EXERCISE:
Read the listing and extract each line that includes the word "kBytes".

Dataset excerpts
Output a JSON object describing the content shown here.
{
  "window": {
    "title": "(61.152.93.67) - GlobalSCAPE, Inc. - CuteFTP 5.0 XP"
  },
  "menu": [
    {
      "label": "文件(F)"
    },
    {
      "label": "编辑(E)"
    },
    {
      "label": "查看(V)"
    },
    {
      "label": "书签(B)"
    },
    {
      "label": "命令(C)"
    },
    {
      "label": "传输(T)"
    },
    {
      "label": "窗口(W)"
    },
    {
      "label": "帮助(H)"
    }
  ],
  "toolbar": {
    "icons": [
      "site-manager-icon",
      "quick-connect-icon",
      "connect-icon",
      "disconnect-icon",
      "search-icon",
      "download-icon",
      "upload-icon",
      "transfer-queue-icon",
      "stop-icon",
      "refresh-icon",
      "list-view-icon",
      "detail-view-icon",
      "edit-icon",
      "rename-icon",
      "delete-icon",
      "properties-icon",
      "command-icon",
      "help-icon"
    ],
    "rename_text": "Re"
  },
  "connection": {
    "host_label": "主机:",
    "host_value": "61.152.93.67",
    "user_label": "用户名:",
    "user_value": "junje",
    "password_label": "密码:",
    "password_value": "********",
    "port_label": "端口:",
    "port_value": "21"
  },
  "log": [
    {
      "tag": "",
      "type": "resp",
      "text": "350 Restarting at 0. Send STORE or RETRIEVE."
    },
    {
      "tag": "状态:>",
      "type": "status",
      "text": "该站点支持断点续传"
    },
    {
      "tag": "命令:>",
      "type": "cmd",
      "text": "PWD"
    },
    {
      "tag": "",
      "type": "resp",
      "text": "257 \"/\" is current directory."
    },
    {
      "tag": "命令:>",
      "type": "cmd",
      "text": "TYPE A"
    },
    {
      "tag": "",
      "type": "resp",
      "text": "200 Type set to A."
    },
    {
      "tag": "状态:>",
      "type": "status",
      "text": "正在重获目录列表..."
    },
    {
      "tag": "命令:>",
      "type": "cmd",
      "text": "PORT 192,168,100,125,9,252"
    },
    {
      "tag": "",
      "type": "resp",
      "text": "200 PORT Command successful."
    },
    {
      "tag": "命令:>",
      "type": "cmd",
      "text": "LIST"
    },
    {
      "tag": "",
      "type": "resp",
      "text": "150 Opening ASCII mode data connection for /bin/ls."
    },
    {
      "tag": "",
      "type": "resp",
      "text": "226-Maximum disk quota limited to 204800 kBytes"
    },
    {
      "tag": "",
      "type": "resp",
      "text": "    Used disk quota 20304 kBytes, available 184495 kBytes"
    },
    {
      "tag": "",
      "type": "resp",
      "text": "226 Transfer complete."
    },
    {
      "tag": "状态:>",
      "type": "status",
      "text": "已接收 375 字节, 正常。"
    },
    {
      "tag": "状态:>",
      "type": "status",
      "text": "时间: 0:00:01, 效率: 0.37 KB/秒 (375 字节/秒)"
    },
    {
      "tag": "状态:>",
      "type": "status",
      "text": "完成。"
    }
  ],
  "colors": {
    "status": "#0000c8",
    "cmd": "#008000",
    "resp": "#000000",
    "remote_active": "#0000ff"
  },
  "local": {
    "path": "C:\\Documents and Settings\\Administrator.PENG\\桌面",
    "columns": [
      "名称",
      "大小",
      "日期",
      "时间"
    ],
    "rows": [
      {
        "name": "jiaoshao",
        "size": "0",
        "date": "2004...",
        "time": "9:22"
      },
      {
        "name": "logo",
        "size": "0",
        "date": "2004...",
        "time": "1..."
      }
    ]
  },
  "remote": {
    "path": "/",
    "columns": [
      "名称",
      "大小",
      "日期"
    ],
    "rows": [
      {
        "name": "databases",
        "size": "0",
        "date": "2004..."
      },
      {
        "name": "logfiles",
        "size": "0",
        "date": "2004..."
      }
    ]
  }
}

CORRECT ANSWER:
      "text": "226-Maximum disk quota limited to 204800 kBytes"
      "text": "    Used disk quota 20304 kBytes, available 184495 kBytes"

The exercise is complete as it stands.